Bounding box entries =
——
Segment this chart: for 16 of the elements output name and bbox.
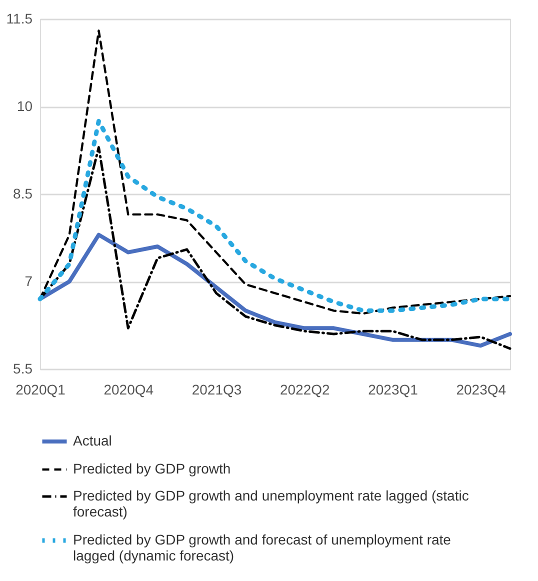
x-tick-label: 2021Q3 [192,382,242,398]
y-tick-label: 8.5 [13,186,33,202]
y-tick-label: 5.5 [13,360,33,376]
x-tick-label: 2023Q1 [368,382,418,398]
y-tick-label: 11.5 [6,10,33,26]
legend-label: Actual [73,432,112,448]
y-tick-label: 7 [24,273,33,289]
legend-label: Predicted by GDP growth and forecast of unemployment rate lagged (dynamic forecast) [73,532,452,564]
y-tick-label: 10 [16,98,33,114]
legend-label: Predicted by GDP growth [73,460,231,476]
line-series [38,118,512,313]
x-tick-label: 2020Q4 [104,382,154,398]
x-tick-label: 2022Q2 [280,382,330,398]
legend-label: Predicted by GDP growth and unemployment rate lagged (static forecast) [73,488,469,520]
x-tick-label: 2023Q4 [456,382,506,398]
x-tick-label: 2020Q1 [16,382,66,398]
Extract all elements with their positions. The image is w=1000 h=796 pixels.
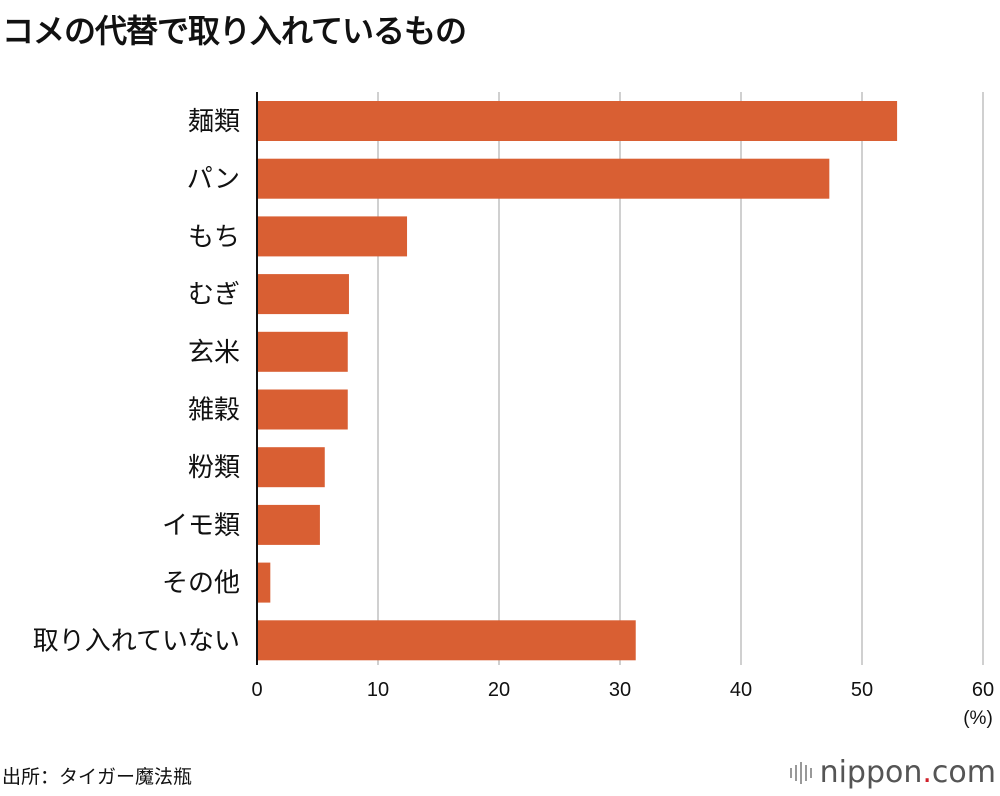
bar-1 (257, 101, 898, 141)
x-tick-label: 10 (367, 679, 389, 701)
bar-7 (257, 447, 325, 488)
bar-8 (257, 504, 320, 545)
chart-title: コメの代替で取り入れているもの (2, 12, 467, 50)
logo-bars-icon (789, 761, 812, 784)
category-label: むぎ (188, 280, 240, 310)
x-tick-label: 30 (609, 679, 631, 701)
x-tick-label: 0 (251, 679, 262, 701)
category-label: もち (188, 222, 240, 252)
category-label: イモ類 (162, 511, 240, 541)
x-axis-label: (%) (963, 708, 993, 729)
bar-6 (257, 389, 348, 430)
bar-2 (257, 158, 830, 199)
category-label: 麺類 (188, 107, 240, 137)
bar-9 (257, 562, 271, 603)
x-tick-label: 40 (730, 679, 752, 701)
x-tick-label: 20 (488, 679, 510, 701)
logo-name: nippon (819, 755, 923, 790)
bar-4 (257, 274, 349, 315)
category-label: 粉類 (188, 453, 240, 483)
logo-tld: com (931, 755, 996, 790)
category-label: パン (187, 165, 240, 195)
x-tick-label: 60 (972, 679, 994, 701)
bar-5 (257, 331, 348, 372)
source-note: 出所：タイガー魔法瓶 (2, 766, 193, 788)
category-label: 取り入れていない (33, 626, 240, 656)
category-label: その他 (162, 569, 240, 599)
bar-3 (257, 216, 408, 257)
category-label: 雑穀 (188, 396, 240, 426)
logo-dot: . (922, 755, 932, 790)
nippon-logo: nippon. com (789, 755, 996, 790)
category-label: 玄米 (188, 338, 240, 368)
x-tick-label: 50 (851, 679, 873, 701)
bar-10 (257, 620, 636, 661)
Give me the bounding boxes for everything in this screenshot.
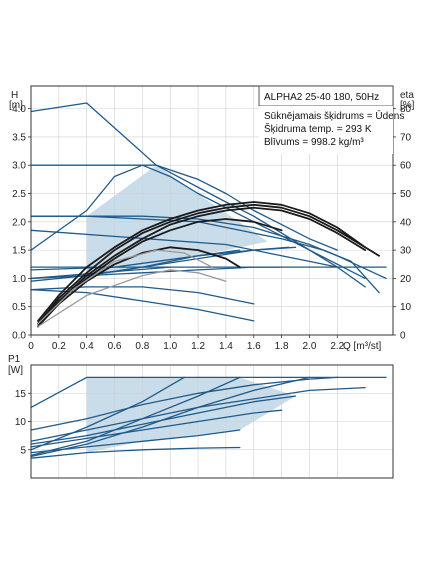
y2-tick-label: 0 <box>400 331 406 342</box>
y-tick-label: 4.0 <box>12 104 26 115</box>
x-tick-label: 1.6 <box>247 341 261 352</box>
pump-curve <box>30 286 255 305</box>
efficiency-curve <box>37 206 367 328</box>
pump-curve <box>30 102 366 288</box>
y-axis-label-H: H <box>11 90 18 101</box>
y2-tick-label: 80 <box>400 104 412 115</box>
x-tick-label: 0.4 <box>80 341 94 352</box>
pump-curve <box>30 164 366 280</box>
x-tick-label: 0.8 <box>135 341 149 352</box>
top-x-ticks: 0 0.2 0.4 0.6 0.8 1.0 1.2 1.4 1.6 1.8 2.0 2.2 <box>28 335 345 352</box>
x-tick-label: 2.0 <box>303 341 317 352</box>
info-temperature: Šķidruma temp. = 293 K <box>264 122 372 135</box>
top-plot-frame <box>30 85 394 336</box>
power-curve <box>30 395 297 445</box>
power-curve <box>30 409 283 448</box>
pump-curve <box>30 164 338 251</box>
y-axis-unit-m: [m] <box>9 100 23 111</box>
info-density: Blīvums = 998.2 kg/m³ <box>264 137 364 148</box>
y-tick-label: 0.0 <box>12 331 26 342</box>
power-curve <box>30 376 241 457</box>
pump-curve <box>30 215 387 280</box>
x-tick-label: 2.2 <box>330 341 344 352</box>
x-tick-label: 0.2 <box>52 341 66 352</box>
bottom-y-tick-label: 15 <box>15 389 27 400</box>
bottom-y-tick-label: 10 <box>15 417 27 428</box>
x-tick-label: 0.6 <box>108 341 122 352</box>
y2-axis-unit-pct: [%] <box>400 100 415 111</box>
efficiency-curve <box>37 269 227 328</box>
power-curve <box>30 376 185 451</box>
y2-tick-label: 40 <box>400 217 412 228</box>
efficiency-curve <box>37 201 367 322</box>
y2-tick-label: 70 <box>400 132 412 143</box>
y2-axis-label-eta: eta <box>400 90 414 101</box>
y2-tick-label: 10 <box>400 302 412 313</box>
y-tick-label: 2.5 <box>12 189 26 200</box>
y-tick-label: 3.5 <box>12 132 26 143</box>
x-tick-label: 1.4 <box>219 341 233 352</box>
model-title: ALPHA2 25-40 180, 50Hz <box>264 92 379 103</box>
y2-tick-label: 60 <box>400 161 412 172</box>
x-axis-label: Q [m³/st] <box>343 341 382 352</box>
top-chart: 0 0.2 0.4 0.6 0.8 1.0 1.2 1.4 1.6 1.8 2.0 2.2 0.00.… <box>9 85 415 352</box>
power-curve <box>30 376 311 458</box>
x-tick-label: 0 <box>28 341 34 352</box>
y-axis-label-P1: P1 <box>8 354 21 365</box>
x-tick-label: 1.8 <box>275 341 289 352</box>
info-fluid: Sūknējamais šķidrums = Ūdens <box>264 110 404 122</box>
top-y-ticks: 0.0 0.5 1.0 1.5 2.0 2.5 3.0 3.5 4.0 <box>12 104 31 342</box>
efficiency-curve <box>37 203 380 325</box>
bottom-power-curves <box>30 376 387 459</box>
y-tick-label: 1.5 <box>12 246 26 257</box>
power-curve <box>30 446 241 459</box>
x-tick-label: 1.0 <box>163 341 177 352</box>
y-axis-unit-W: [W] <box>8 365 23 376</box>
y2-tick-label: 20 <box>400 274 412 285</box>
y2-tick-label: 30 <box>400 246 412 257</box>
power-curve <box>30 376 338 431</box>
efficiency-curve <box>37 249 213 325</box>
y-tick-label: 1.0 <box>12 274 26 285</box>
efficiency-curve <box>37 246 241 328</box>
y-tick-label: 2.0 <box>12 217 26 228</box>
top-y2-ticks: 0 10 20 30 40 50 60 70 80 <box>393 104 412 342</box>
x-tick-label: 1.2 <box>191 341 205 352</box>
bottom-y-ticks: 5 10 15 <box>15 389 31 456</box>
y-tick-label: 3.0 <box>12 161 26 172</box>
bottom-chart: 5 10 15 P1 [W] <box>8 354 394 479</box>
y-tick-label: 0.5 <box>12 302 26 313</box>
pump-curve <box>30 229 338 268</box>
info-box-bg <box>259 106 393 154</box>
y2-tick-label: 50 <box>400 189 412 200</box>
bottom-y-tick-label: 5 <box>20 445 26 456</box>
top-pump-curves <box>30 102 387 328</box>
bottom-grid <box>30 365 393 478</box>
——
What needs to be done =
Reproduce the listing with "legend-label" renamed to "legend-entry" wherever it occurs, keeping everything else the same and leaving out the pictures.

Solution =
Segment this chart: for 16 of the elements output name and bbox.
x-tick-label: 2021Q3 [192,382,242,398]
y-tick-label: 8.5 [13,186,33,202]
y-tick-label: 5.5 [13,360,33,376]
x-tick-label: 2023Q1 [368,382,418,398]
y-tick-label: 11.5 [6,10,33,26]
legend-entry: Actual [73,432,112,448]
y-tick-label: 7 [24,273,33,289]
legend-entry: Predicted by GDP growth and forecast of unemployment rate lagged (dynamic forecast) [73,532,452,564]
y-tick-label: 10 [16,98,33,114]
legend-entry: Predicted by GDP growth [73,460,231,476]
line-series [38,118,512,313]
x-tick-label: 2020Q4 [104,382,154,398]
x-tick-label: 2022Q2 [280,382,330,398]
legend-entry: Predicted by GDP growth and unemployment rate lagged (static forecast) [73,488,469,520]
x-tick-label: 2023Q4 [456,382,506,398]
x-tick-label: 2020Q1 [16,382,66,398]
Extract all elements with their positions. The image is w=1000 h=796 pixels.
bar-1 (257, 101, 898, 141)
x-tick-label: 10 (367, 679, 389, 701)
bar-7 (257, 447, 325, 488)
bar-8 (257, 504, 320, 545)
chart-title: コメの代替で取り入れているもの (2, 12, 467, 50)
logo-bars-icon (789, 761, 812, 784)
category-label: むぎ (188, 280, 240, 310)
x-tick-label: 30 (609, 679, 631, 701)
x-tick-label: 0 (251, 679, 262, 701)
category-label: もち (188, 222, 240, 252)
category-label: イモ類 (162, 511, 240, 541)
x-axis-label: (%) (963, 708, 993, 729)
bar-6 (257, 389, 348, 430)
bar-2 (257, 158, 830, 199)
category-label: 麺類 (188, 107, 240, 137)
bar-9 (257, 562, 271, 603)
x-tick-label: 40 (730, 679, 752, 701)
x-tick-label: 20 (488, 679, 510, 701)
logo-name: nippon (819, 755, 923, 790)
bar-4 (257, 274, 349, 315)
category-label: 粉類 (188, 453, 240, 483)
logo-tld: com (931, 755, 996, 790)
category-label: パン (187, 165, 240, 195)
x-tick-label: 60 (972, 679, 994, 701)
bar-5 (257, 331, 348, 372)
source-note: 出所：タイガー魔法瓶 (2, 766, 193, 788)
category-label: 取り入れていない (33, 626, 240, 656)
category-label: その他 (162, 569, 240, 599)
bar-3 (257, 216, 408, 257)
category-label: 雑穀 (188, 396, 240, 426)
logo-dot: . (922, 755, 932, 790)
nippon-logo: nippon. com (789, 755, 996, 790)
category-label: 玄米 (188, 338, 240, 368)
x-tick-label: 50 (851, 679, 873, 701)
bar-10 (257, 620, 636, 661)
Give me the bounding boxes for everything in this screenshot.
y2-tick-label: 0 <box>400 331 406 342</box>
y-tick-label: 4.0 <box>12 104 26 115</box>
x-tick-label: 1.6 <box>247 341 261 352</box>
pump-curve <box>30 286 255 305</box>
efficiency-curve <box>37 206 367 328</box>
pump-curve <box>30 102 366 288</box>
y-axis-label-H: H <box>11 90 18 101</box>
y2-tick-label: 80 <box>400 104 412 115</box>
x-tick-label: 0.4 <box>80 341 94 352</box>
pump-curve <box>30 164 366 280</box>
x-tick-label: 0.8 <box>135 341 149 352</box>
top-x-ticks: 0 0.2 0.4 0.6 0.8 1.0 1.2 1.4 1.6 1.8 2.0 2.2 <box>28 335 345 352</box>
x-tick-label: 2.0 <box>303 341 317 352</box>
info-temperature: Šķidruma temp. = 293 K <box>264 122 372 135</box>
top-plot-frame <box>30 85 394 336</box>
power-curve <box>30 395 297 445</box>
power-curve <box>30 409 283 448</box>
pump-curve <box>30 164 338 251</box>
y-axis-unit-m: [m] <box>9 100 23 111</box>
info-density: Blīvums = 998.2 kg/m³ <box>264 137 364 148</box>
y-tick-label: 0.0 <box>12 331 26 342</box>
power-curve <box>30 376 241 457</box>
pump-curve <box>30 215 387 280</box>
x-tick-label: 2.2 <box>330 341 344 352</box>
x-tick-label: 0.2 <box>52 341 66 352</box>
bottom-y-tick-label: 15 <box>15 389 27 400</box>
bottom-y-tick-label: 10 <box>15 417 27 428</box>
x-tick-label: 0.6 <box>108 341 122 352</box>
y2-axis-unit-pct: [%] <box>400 100 415 111</box>
efficiency-curve <box>37 269 227 328</box>
power-curve <box>30 376 185 451</box>
y2-tick-label: 40 <box>400 217 412 228</box>
efficiency-curve <box>37 201 367 322</box>
y2-tick-label: 70 <box>400 132 412 143</box>
y2-axis-label-eta: eta <box>400 90 414 101</box>
y2-tick-label: 10 <box>400 302 412 313</box>
y-tick-label: 2.5 <box>12 189 26 200</box>
y-tick-label: 3.5 <box>12 132 26 143</box>
x-tick-label: 1.4 <box>219 341 233 352</box>
model-title: ALPHA2 25-40 180, 50Hz <box>264 92 379 103</box>
y2-tick-label: 60 <box>400 161 412 172</box>
x-axis-label: Q [m³/st] <box>343 341 382 352</box>
top-chart: 0 0.2 0.4 0.6 0.8 1.0 1.2 1.4 1.6 1.8 2.0 2.2 0.00.… <box>9 85 415 352</box>
power-curve <box>30 376 311 458</box>
x-tick-label: 0 <box>28 341 34 352</box>
y-axis-label-P1: P1 <box>8 354 21 365</box>
x-tick-label: 1.8 <box>275 341 289 352</box>
info-fluid: Sūknējamais šķidrums = Ūdens <box>264 110 404 122</box>
top-y-ticks: 0.0 0.5 1.0 1.5 2.0 2.5 3.0 3.5 4.0 <box>12 104 31 342</box>
efficiency-curve <box>37 203 380 325</box>
bottom-power-curves <box>30 376 387 459</box>
y-tick-label: 1.5 <box>12 246 26 257</box>
power-curve <box>30 446 241 459</box>
x-tick-label: 1.0 <box>163 341 177 352</box>
y-axis-unit-W: [W] <box>8 365 23 376</box>
y2-tick-label: 20 <box>400 274 412 285</box>
y2-tick-label: 30 <box>400 246 412 257</box>
power-curve <box>30 376 338 431</box>
efficiency-curve <box>37 249 213 325</box>
y-tick-label: 1.0 <box>12 274 26 285</box>
efficiency-curve <box>37 246 241 328</box>
y-tick-label: 2.0 <box>12 217 26 228</box>
top-y2-ticks: 0 10 20 30 40 50 60 70 80 <box>393 104 412 342</box>
x-tick-label: 1.2 <box>191 341 205 352</box>
bottom-y-ticks: 5 10 15 <box>15 389 31 456</box>
y-tick-label: 3.0 <box>12 161 26 172</box>
bottom-chart: 5 10 15 P1 [W] <box>8 354 394 479</box>
y-tick-label: 0.5 <box>12 302 26 313</box>
pump-curve <box>30 229 338 268</box>
info-box-bg <box>259 106 393 154</box>
y2-tick-label: 50 <box>400 189 412 200</box>
bottom-y-tick-label: 5 <box>20 445 26 456</box>
top-pump-curves <box>30 102 387 328</box>
bottom-grid <box>30 365 393 478</box>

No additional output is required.